▶ [Lines of data]:
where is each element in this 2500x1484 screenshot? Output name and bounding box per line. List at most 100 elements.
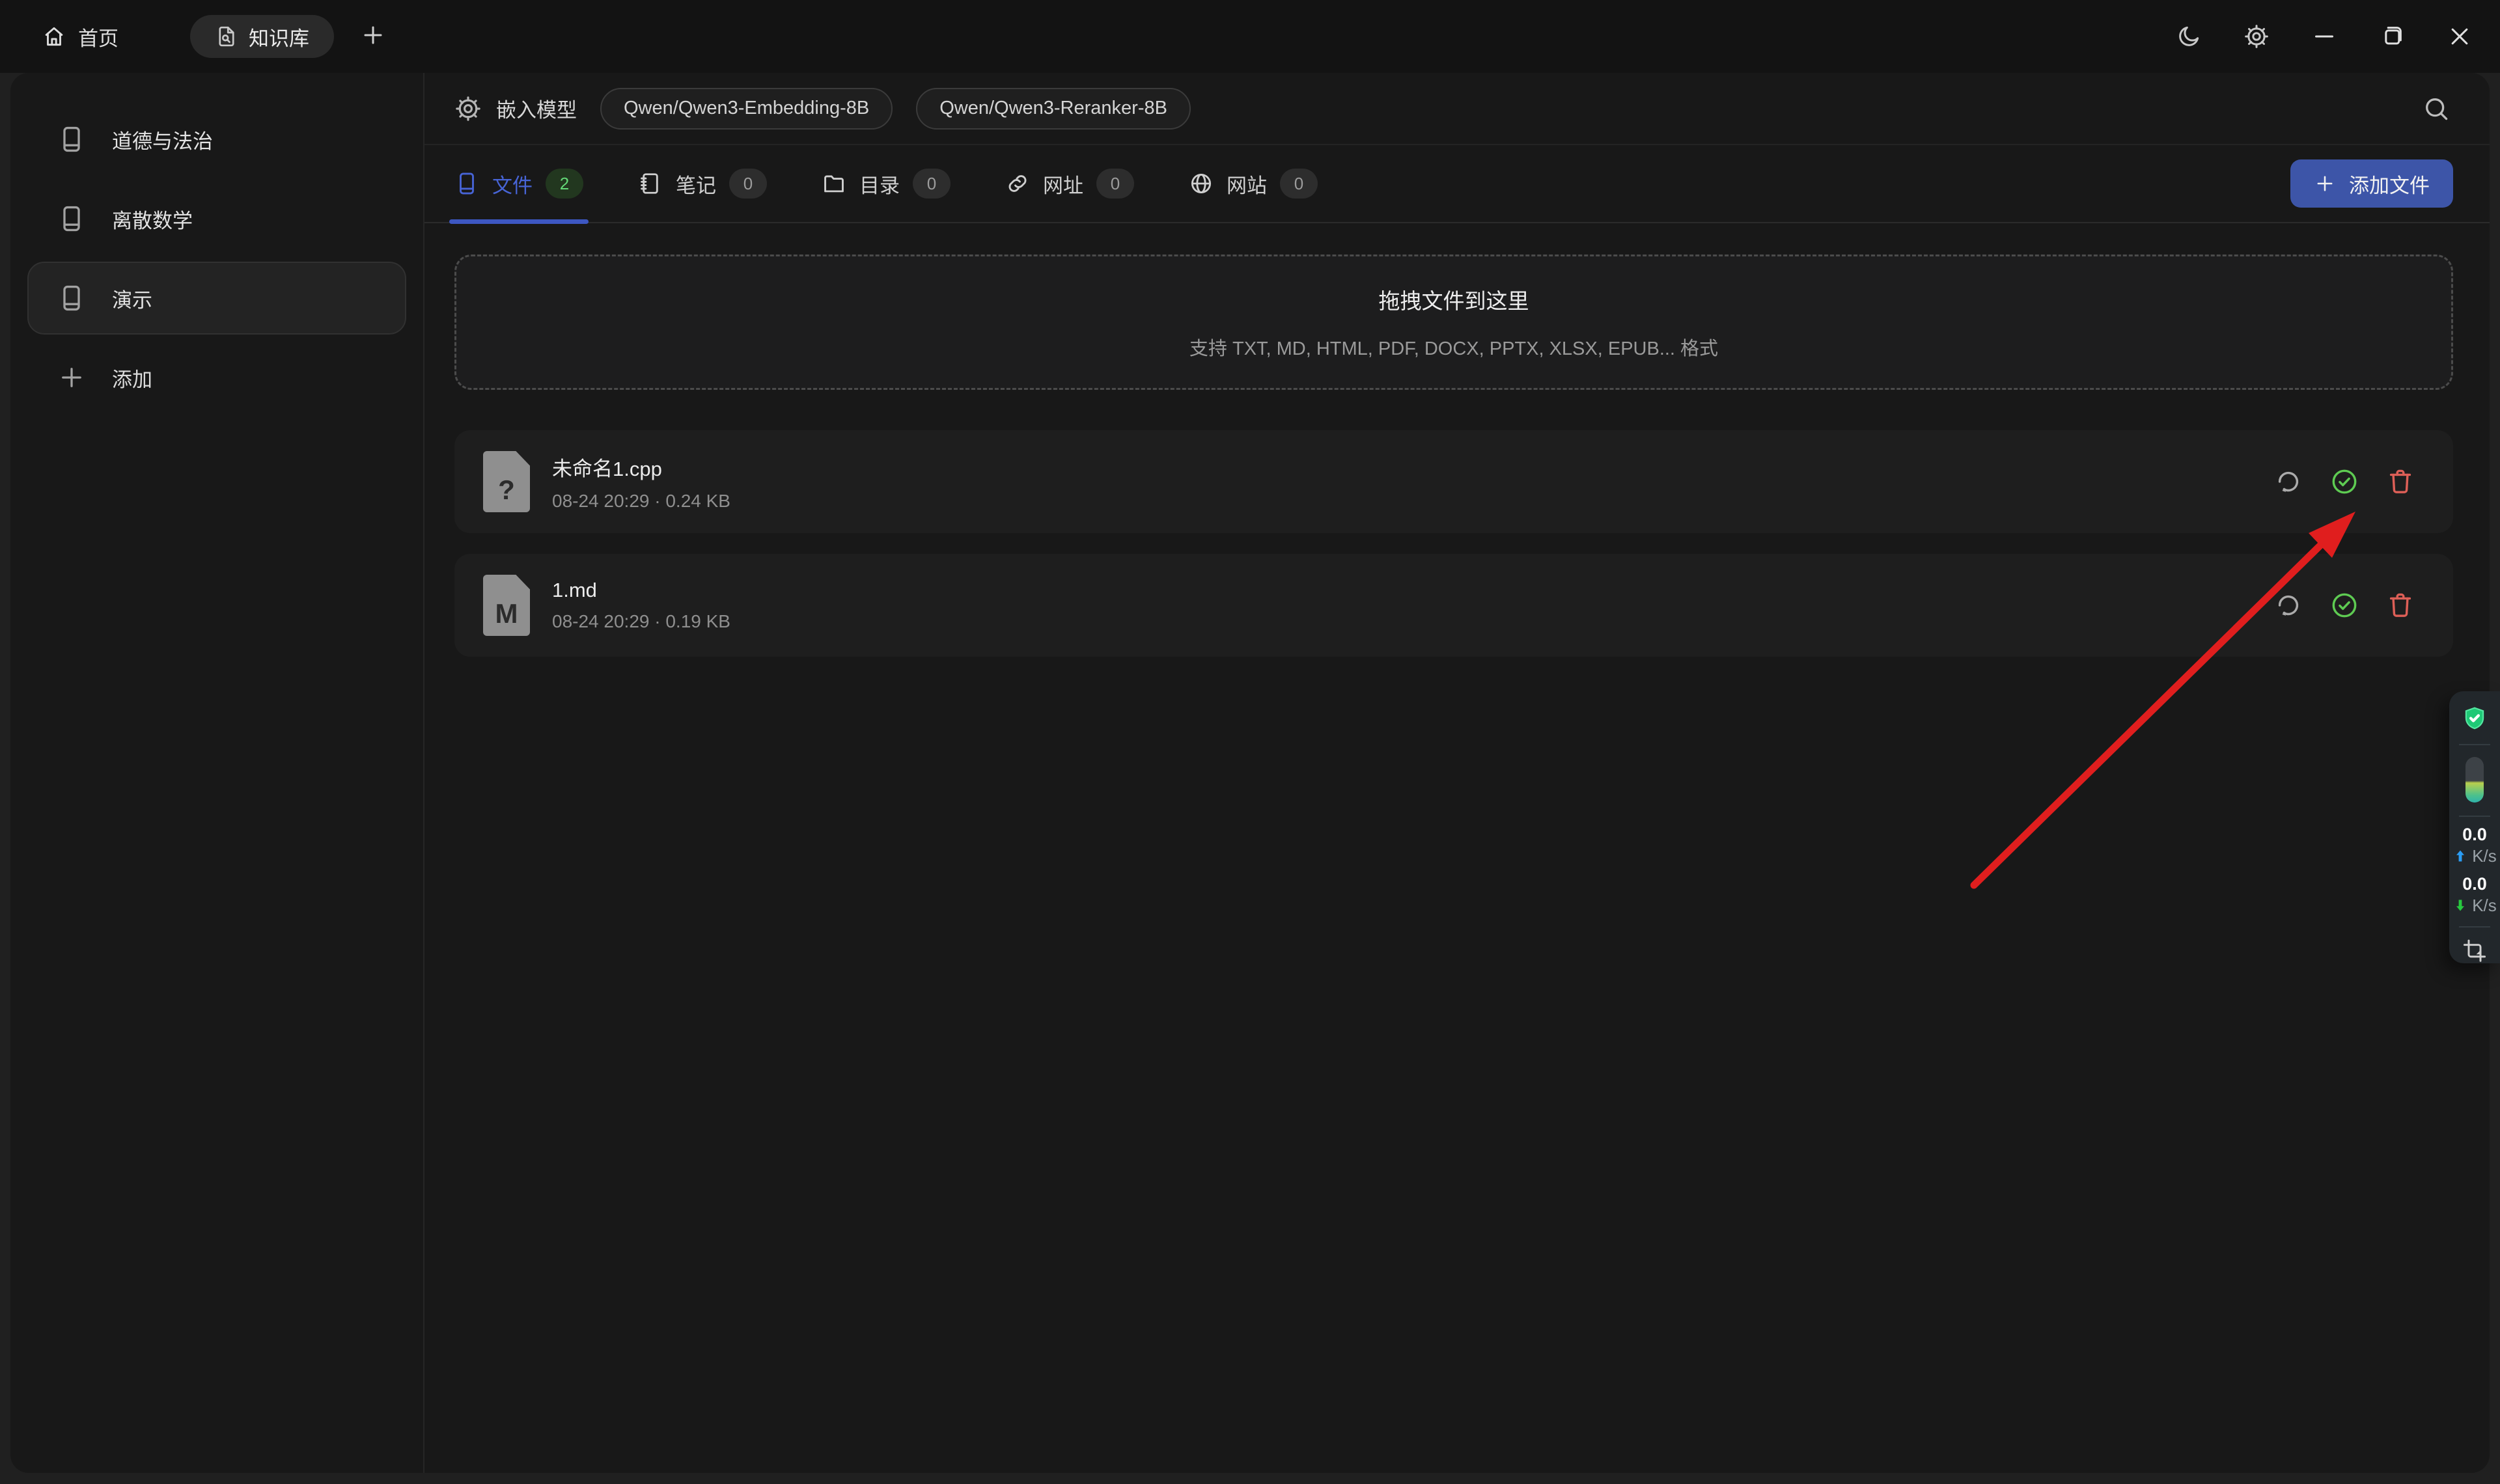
settings-button[interactable] — [2242, 22, 2271, 51]
home-nav-button[interactable]: 首页 — [42, 22, 118, 51]
file-type-icon-markdown: M — [483, 575, 530, 636]
file-actions — [2273, 467, 2415, 497]
close-button[interactable] — [2445, 22, 2474, 51]
plus-icon — [360, 22, 386, 48]
refresh-icon — [2273, 467, 2303, 497]
tab-label: 目录 — [859, 169, 900, 199]
sidebar-item-kb-0[interactable]: 道德与法治 — [27, 103, 406, 176]
file-row-cpp[interactable]: ? 未命名1.cpp 08-24 20:29 · 0.24 KB — [454, 430, 2453, 533]
add-file-button[interactable]: 添加文件 — [2290, 159, 2453, 208]
plus-icon — [2314, 172, 2336, 195]
tab-directory[interactable]: 目录 0 — [822, 145, 951, 222]
trash-icon — [2385, 467, 2415, 497]
content-area: 嵌入模型 Qwen/Qwen3-Embedding-8B Qwen/Qwen3-… — [424, 73, 2490, 1473]
upload-speed-row: K/s — [2452, 846, 2497, 866]
knowledge-base-tab[interactable]: 知识库 — [190, 15, 334, 58]
restore-icon — [2379, 23, 2405, 49]
sidebar-item-label: 演示 — [112, 284, 152, 313]
search-icon[interactable] — [2422, 94, 2451, 123]
file-info: 未命名1.cpp 08-24 20:29 · 0.24 KB — [552, 452, 730, 512]
tab-count-badge: 2 — [546, 169, 583, 199]
window-body: 道德与法治 离散数学 演示 添加 嵌入模型 — [0, 73, 2500, 1484]
file-type-icon-unknown: ? — [483, 451, 530, 512]
gear-icon — [2243, 23, 2270, 49]
sidebar-item-kb-2-active[interactable]: 演示 — [27, 262, 406, 335]
resource-tabbar: 文件 2 笔记 0 目录 0 — [424, 145, 2490, 223]
main-panel: 道德与法治 离散数学 演示 添加 嵌入模型 — [10, 73, 2490, 1473]
titlebar: 首页 知识库 — [0, 0, 2500, 73]
trash-icon — [2385, 590, 2415, 620]
titlebar-controls — [2135, 22, 2474, 51]
theme-toggle-button[interactable] — [2174, 22, 2203, 51]
new-tab-button[interactable] — [360, 22, 386, 51]
reranker-model-tag[interactable]: Qwen/Qwen3-Reranker-8B — [916, 88, 1191, 130]
content-header: 嵌入模型 Qwen/Qwen3-Embedding-8B Qwen/Qwen3-… — [424, 73, 2490, 145]
file-dropzone[interactable]: 拖拽文件到这里 支持 TXT, MD, HTML, PDF, DOCX, PPT… — [454, 254, 2453, 390]
embedding-model-tag[interactable]: Qwen/Qwen3-Embedding-8B — [600, 88, 893, 130]
book-icon — [57, 284, 86, 312]
close-icon — [2447, 23, 2473, 49]
globe-icon — [1189, 171, 1214, 196]
dropzone-formats-hint: 支持 TXT, MD, HTML, PDF, DOCX, PPTX, XLSX,… — [1189, 333, 1718, 361]
tab-label: 文件 — [492, 169, 533, 199]
notebook-icon — [638, 171, 663, 196]
reprocess-file-button[interactable] — [2273, 590, 2303, 620]
file-list-area: 拖拽文件到这里 支持 TXT, MD, HTML, PDF, DOCX, PPT… — [424, 223, 2490, 1473]
book-icon — [454, 171, 479, 196]
screenshot-crop-icon[interactable] — [2460, 938, 2489, 963]
upload-arrow-icon — [2452, 848, 2468, 864]
delete-file-button[interactable] — [2385, 467, 2415, 497]
upload-speed-value: 0.0 — [2462, 825, 2487, 845]
reprocess-file-button[interactable] — [2273, 467, 2303, 497]
sidebar-item-label: 离散数学 — [112, 204, 193, 234]
tab-urls[interactable]: 网址 0 — [1005, 145, 1134, 222]
book-icon — [57, 125, 86, 154]
tab-files[interactable]: 文件 2 — [454, 145, 583, 222]
tab-notes[interactable]: 笔记 0 — [638, 145, 767, 222]
embedding-success-status-icon — [2329, 590, 2359, 620]
delete-file-button[interactable] — [2385, 590, 2415, 620]
download-speed-row: K/s — [2452, 896, 2497, 916]
tab-count-badge: 0 — [913, 169, 951, 199]
check-circle-icon — [2329, 590, 2359, 620]
knowledge-base-tab-label: 知识库 — [249, 22, 309, 51]
file-icon-letter: M — [483, 598, 530, 629]
restore-window-button[interactable] — [2378, 22, 2406, 51]
file-actions — [2273, 590, 2415, 620]
moon-icon — [2176, 23, 2202, 49]
download-speed-value: 0.0 — [2462, 874, 2487, 894]
file-info: 1.md 08-24 20:29 · 0.19 KB — [552, 579, 730, 632]
file-search-icon — [215, 25, 238, 48]
sidebar-add-label: 添加 — [112, 363, 152, 392]
embedding-model-label: 嵌入模型 — [496, 94, 577, 123]
home-label: 首页 — [78, 22, 118, 51]
usage-capsule-gauge — [2465, 757, 2484, 803]
tab-count-badge: 0 — [729, 169, 767, 199]
embedding-settings-gear-icon[interactable] — [454, 95, 482, 122]
divider — [2459, 926, 2490, 928]
divider — [2459, 744, 2490, 745]
knowledge-base-sidebar: 道德与法治 离散数学 演示 添加 — [10, 73, 424, 1473]
file-meta: 08-24 20:29 · 0.24 KB — [552, 491, 730, 512]
sidebar-add-kb-button[interactable]: 添加 — [27, 341, 406, 414]
file-meta: 08-24 20:29 · 0.19 KB — [552, 611, 730, 632]
system-monitor-widget[interactable]: 0.0 K/s 0.0 K/s — [2449, 691, 2500, 963]
link-icon — [1005, 171, 1030, 196]
sidebar-item-kb-1[interactable]: 离散数学 — [27, 182, 406, 255]
divider — [2459, 816, 2490, 817]
download-arrow-icon — [2452, 898, 2468, 913]
book-icon — [57, 204, 86, 233]
tab-label: 笔记 — [676, 169, 716, 199]
folder-icon — [822, 171, 846, 196]
dropzone-title: 拖拽文件到这里 — [1379, 284, 1529, 315]
security-shield-check-icon — [2462, 706, 2488, 731]
home-icon — [42, 24, 66, 49]
minimize-button[interactable] — [2310, 22, 2339, 51]
tab-count-badge: 0 — [1096, 169, 1134, 199]
file-row-md[interactable]: M 1.md 08-24 20:29 · 0.19 KB — [454, 554, 2453, 657]
file-name: 1.md — [552, 579, 730, 602]
tab-sites[interactable]: 网站 0 — [1189, 145, 1318, 222]
plus-icon — [57, 363, 86, 392]
minimize-icon — [2311, 23, 2337, 49]
file-name: 未命名1.cpp — [552, 452, 730, 482]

▶ [THE EXERCISE]: Rewrite all the rows with every "trash-icon" changed to "delete-icon" and nothing else changed. Don't include the pictures in your answer.

▶ [FINISHED EXERCISE]:
where is each element in this 2500x1484 screenshot? Output name and bounding box per line. List at most 100 elements.
settings-button[interactable] — [2242, 22, 2271, 51]
home-nav-button[interactable]: 首页 — [42, 22, 118, 51]
file-type-icon-markdown: M — [483, 575, 530, 636]
file-actions — [2273, 467, 2415, 497]
close-button[interactable] — [2445, 22, 2474, 51]
plus-icon — [360, 22, 386, 48]
refresh-icon — [2273, 467, 2303, 497]
tab-label: 目录 — [859, 169, 900, 199]
sidebar-item-kb-0[interactable]: 道德与法治 — [27, 103, 406, 176]
file-row-cpp[interactable]: ? 未命名1.cpp 08-24 20:29 · 0.24 KB — [454, 430, 2453, 533]
add-file-button[interactable]: 添加文件 — [2290, 159, 2453, 208]
plus-icon — [2314, 172, 2336, 195]
tab-directory[interactable]: 目录 0 — [822, 145, 951, 222]
delete-icon — [2385, 467, 2415, 497]
content-area: 嵌入模型 Qwen/Qwen3-Embedding-8B Qwen/Qwen3-… — [424, 73, 2490, 1473]
upload-speed-row: K/s — [2452, 846, 2497, 866]
knowledge-base-tab[interactable]: 知识库 — [190, 15, 334, 58]
restore-icon — [2379, 23, 2405, 49]
sidebar-item-label: 演示 — [112, 284, 152, 313]
search-icon[interactable] — [2422, 94, 2451, 123]
file-info: 未命名1.cpp 08-24 20:29 · 0.24 KB — [552, 452, 730, 512]
tab-count-badge: 2 — [546, 169, 583, 199]
window-body: 道德与法治 离散数学 演示 添加 嵌入模型 — [0, 73, 2500, 1484]
file-type-icon-unknown: ? — [483, 451, 530, 512]
gear-icon — [2243, 23, 2270, 49]
sidebar-item-kb-2-active[interactable]: 演示 — [27, 262, 406, 335]
resource-tabbar: 文件 2 笔记 0 目录 0 — [424, 145, 2490, 223]
main-panel: 道德与法治 离散数学 演示 添加 嵌入模型 — [10, 73, 2490, 1473]
titlebar: 首页 知识库 — [0, 0, 2500, 73]
delete-icon — [2385, 590, 2415, 620]
titlebar-controls — [2135, 22, 2474, 51]
theme-toggle-button[interactable] — [2174, 22, 2203, 51]
new-tab-button[interactable] — [360, 22, 386, 51]
reranker-model-tag[interactable]: Qwen/Qwen3-Reranker-8B — [916, 88, 1191, 130]
content-header: 嵌入模型 Qwen/Qwen3-Embedding-8B Qwen/Qwen3-… — [424, 73, 2490, 145]
file-dropzone[interactable]: 拖拽文件到这里 支持 TXT, MD, HTML, PDF, DOCX, PPT… — [454, 254, 2453, 390]
embedding-model-tag[interactable]: Qwen/Qwen3-Embedding-8B — [600, 88, 893, 130]
book-icon — [57, 284, 86, 312]
close-icon — [2447, 23, 2473, 49]
globe-icon — [1189, 171, 1214, 196]
dropzone-formats-hint: 支持 TXT, MD, HTML, PDF, DOCX, PPTX, XLSX,… — [1189, 333, 1718, 361]
tab-label: 文件 — [492, 169, 533, 199]
notebook-icon — [638, 171, 663, 196]
reprocess-file-button[interactable] — [2273, 590, 2303, 620]
file-list-area: 拖拽文件到这里 支持 TXT, MD, HTML, PDF, DOCX, PPT… — [424, 223, 2490, 1473]
book-icon — [454, 171, 479, 196]
screenshot-crop-icon[interactable] — [2460, 938, 2489, 963]
upload-arrow-icon — [2452, 848, 2468, 864]
delete-file-button[interactable] — [2385, 467, 2415, 497]
upload-speed-value: 0.0 — [2462, 825, 2487, 845]
reprocess-file-button[interactable] — [2273, 467, 2303, 497]
sidebar-item-label: 离散数学 — [112, 204, 193, 234]
tab-urls[interactable]: 网址 0 — [1005, 145, 1134, 222]
book-icon — [57, 125, 86, 154]
tab-files[interactable]: 文件 2 — [454, 145, 583, 222]
tab-notes[interactable]: 笔记 0 — [638, 145, 767, 222]
embedding-success-status-icon — [2329, 590, 2359, 620]
delete-file-button[interactable] — [2385, 590, 2415, 620]
download-speed-row: K/s — [2452, 896, 2497, 916]
tab-count-badge: 0 — [913, 169, 951, 199]
check-circle-icon — [2329, 590, 2359, 620]
knowledge-base-tab-label: 知识库 — [249, 22, 309, 51]
file-icon-letter: M — [483, 598, 530, 629]
restore-window-button[interactable] — [2378, 22, 2406, 51]
file-actions — [2273, 590, 2415, 620]
moon-icon — [2176, 23, 2202, 49]
download-speed-value: 0.0 — [2462, 874, 2487, 894]
file-info: 1.md 08-24 20:29 · 0.19 KB — [552, 579, 730, 632]
file-search-icon — [215, 25, 238, 48]
sidebar-add-label: 添加 — [112, 363, 152, 392]
embedding-model-label: 嵌入模型 — [496, 94, 577, 123]
home-label: 首页 — [78, 22, 118, 51]
usage-capsule-gauge — [2465, 757, 2484, 803]
tab-count-badge: 0 — [729, 169, 767, 199]
embedding-settings-gear-icon[interactable] — [454, 95, 482, 122]
divider — [2459, 926, 2490, 928]
divider — [2459, 744, 2490, 745]
knowledge-base-sidebar: 道德与法治 离散数学 演示 添加 — [10, 73, 424, 1473]
file-meta: 08-24 20:29 · 0.24 KB — [552, 491, 730, 512]
sidebar-add-kb-button[interactable]: 添加 — [27, 341, 406, 414]
file-meta: 08-24 20:29 · 0.19 KB — [552, 611, 730, 632]
system-monitor-widget[interactable]: 0.0 K/s 0.0 K/s — [2449, 691, 2500, 963]
link-icon — [1005, 171, 1030, 196]
sidebar-item-kb-1[interactable]: 离散数学 — [27, 182, 406, 255]
divider — [2459, 816, 2490, 817]
download-arrow-icon — [2452, 898, 2468, 913]
book-icon — [57, 204, 86, 233]
tab-label: 笔记 — [676, 169, 716, 199]
folder-icon — [822, 171, 846, 196]
dropzone-title: 拖拽文件到这里 — [1379, 284, 1529, 315]
security-shield-check-icon — [2462, 706, 2488, 731]
home-icon — [42, 24, 66, 49]
minimize-button[interactable] — [2310, 22, 2339, 51]
tab-count-badge: 0 — [1096, 169, 1134, 199]
file-row-md[interactable]: M 1.md 08-24 20:29 · 0.19 KB — [454, 554, 2453, 657]
file-name: 1.md — [552, 579, 730, 602]
tab-sites[interactable]: 网站 0 — [1189, 145, 1318, 222]
plus-icon — [57, 363, 86, 392]
minimize-icon — [2311, 23, 2337, 49]
file-name: 未命名1.cpp — [552, 452, 730, 482]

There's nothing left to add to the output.